Exercise brief:
List all lines of the data containing the word "العالمين".

Exercise input:
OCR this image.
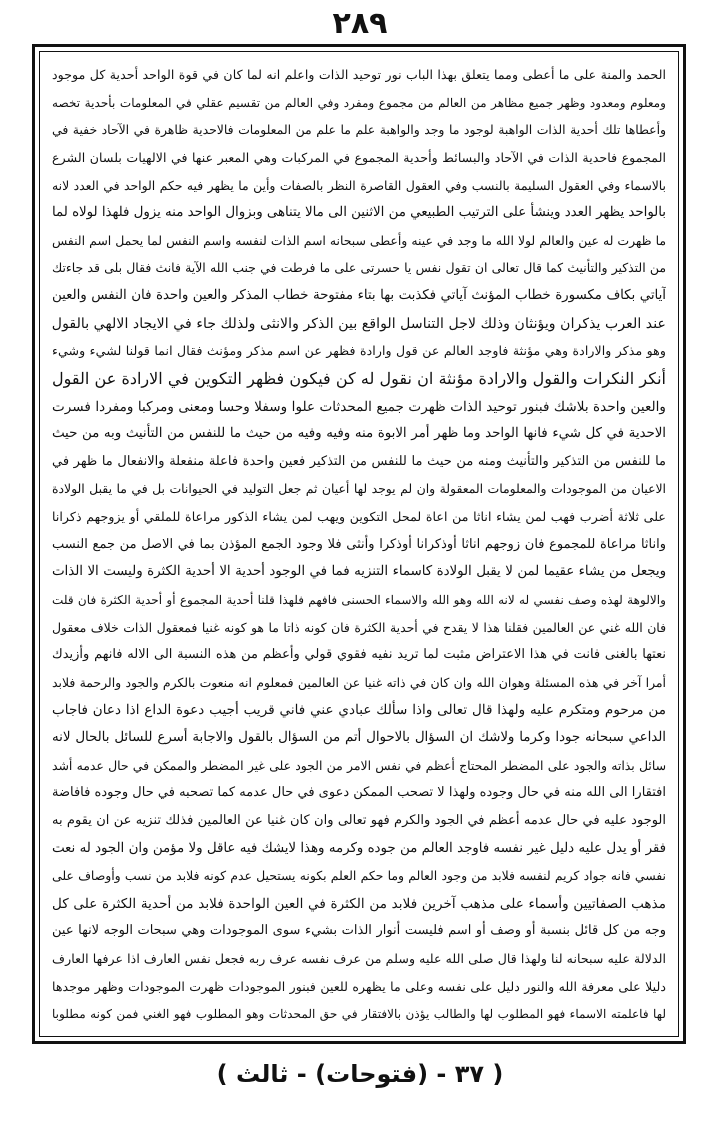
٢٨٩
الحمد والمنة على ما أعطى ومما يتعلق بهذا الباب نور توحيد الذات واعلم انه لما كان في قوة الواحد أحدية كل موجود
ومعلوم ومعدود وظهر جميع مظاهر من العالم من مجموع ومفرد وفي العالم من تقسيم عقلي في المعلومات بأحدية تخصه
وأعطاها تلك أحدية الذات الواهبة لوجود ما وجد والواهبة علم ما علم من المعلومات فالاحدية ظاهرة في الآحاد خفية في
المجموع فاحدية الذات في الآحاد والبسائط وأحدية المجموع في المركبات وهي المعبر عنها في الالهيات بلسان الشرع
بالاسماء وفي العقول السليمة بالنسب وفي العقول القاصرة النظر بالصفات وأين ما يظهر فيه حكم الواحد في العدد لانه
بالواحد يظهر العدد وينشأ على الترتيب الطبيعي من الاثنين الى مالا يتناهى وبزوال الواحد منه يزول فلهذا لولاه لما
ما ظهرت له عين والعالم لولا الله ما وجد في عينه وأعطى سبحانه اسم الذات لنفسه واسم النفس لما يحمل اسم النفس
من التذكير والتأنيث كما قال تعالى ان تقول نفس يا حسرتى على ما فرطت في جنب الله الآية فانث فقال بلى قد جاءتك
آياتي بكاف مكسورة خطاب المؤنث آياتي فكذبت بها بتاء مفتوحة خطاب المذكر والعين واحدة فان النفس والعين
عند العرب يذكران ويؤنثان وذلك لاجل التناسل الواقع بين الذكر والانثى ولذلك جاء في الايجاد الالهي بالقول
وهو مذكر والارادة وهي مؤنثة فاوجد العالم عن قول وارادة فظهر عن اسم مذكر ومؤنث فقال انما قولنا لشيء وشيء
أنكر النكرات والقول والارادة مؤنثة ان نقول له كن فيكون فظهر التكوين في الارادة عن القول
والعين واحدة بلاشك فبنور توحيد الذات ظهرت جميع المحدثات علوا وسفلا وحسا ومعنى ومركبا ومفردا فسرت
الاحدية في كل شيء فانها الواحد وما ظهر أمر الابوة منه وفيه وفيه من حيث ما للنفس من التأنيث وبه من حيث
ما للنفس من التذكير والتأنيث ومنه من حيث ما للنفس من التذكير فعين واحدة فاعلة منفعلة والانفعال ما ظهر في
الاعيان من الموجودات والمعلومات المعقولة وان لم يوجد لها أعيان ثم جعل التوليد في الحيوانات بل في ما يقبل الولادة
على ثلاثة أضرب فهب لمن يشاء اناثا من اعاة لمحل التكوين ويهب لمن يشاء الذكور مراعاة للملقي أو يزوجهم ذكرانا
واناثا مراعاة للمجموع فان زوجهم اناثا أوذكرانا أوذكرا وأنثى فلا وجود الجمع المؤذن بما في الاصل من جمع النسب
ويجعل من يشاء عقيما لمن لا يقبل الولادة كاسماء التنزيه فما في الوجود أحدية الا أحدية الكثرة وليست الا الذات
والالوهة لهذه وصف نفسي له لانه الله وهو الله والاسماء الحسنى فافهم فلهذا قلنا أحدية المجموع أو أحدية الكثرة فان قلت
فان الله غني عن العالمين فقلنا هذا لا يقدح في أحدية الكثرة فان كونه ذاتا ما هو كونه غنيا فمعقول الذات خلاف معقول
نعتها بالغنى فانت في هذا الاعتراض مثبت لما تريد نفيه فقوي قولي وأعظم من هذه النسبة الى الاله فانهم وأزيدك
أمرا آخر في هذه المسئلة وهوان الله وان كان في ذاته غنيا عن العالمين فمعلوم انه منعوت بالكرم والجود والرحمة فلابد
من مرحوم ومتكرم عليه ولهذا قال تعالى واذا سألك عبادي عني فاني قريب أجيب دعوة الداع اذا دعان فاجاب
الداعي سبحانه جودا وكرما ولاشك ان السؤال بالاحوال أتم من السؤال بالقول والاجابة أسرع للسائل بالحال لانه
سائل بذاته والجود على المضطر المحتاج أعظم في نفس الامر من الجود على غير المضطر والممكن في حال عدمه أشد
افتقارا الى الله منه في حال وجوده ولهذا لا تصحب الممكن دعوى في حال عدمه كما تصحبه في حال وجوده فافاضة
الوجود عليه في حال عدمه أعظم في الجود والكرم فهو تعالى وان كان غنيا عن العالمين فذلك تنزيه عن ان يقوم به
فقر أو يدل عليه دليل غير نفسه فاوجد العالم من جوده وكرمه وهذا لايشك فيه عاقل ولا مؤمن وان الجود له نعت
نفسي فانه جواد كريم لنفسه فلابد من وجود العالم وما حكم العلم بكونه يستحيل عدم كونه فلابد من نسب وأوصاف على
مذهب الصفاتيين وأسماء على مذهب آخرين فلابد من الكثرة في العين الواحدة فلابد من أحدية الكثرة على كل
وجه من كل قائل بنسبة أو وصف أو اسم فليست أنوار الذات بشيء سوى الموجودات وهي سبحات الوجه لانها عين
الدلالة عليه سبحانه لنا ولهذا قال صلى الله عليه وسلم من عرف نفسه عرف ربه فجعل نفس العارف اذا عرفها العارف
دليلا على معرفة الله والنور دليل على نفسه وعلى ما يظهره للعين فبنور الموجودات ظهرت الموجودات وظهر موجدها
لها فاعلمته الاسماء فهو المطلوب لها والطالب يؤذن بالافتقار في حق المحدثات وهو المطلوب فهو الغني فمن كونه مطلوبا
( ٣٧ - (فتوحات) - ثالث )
* * *
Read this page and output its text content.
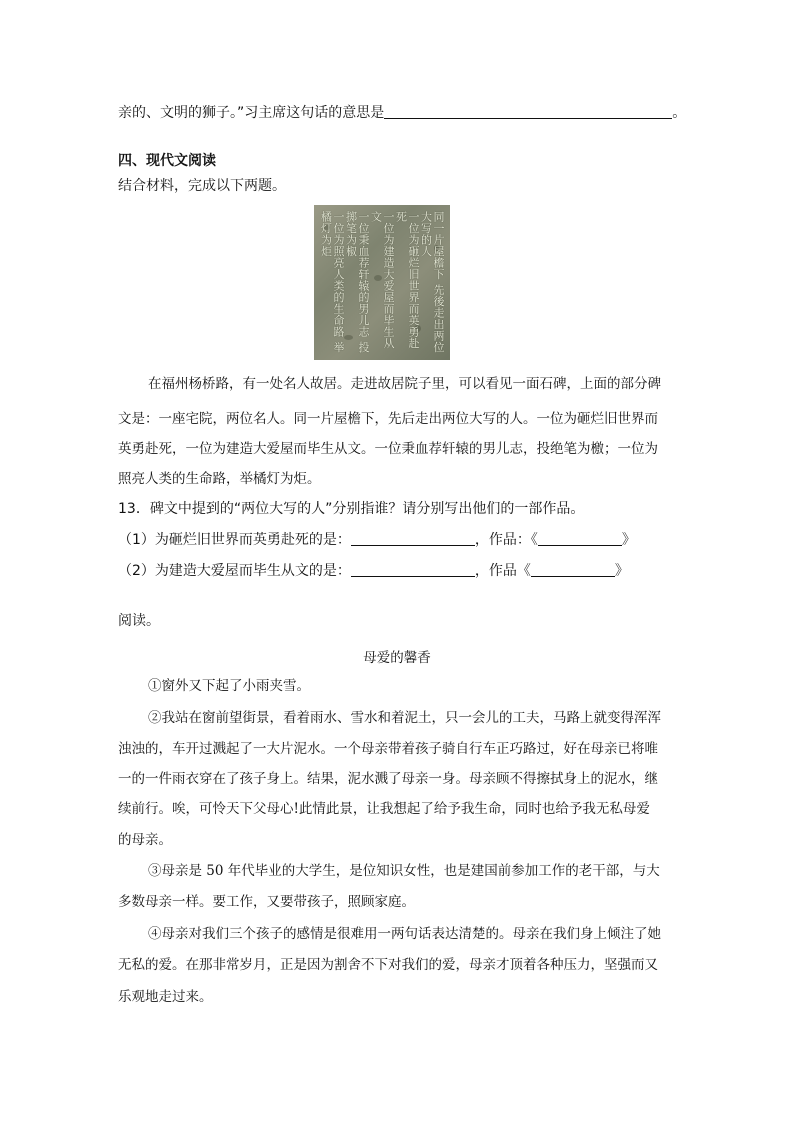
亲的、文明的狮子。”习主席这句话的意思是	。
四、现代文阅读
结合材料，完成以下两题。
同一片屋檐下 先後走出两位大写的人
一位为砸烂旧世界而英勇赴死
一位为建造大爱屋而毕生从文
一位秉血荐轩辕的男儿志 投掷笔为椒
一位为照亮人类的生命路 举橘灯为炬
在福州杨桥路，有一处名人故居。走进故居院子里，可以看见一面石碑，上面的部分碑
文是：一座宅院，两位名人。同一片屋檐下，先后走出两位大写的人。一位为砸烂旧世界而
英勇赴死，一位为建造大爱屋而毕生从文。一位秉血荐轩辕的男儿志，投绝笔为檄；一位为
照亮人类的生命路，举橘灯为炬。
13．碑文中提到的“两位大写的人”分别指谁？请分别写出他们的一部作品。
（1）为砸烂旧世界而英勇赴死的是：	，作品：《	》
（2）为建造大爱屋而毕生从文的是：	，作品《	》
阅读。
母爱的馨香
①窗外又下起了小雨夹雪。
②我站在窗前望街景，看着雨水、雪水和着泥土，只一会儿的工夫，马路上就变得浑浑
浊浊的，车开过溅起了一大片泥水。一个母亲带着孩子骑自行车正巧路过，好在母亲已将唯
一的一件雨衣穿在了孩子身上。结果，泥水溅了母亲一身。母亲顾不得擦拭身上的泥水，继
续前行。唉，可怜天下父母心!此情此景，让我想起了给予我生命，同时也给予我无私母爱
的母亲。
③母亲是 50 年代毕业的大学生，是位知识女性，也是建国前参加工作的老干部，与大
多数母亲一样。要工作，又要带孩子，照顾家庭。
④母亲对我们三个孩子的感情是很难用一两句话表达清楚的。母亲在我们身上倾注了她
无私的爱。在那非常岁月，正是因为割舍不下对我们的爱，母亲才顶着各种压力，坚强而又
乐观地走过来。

Answer to the exercise:
فان الله غني عن العالمين فقلنا هذا لا يقدح في أحدية الكثرة فان كونه ذاتا ما هو كونه غنيا فمعقول الذات خلاف معقول
أمرا آخر في هذه المسئلة وهوان الله وان كان في ذاته غنيا عن العالمين فمعلوم انه منعوت بالكرم والجود والرحمة فلابد
الوجود عليه في حال عدمه أعظم في الجود والكرم فهو تعالى وان كان غنيا عن العالمين فذلك تنزيه عن ان يقوم به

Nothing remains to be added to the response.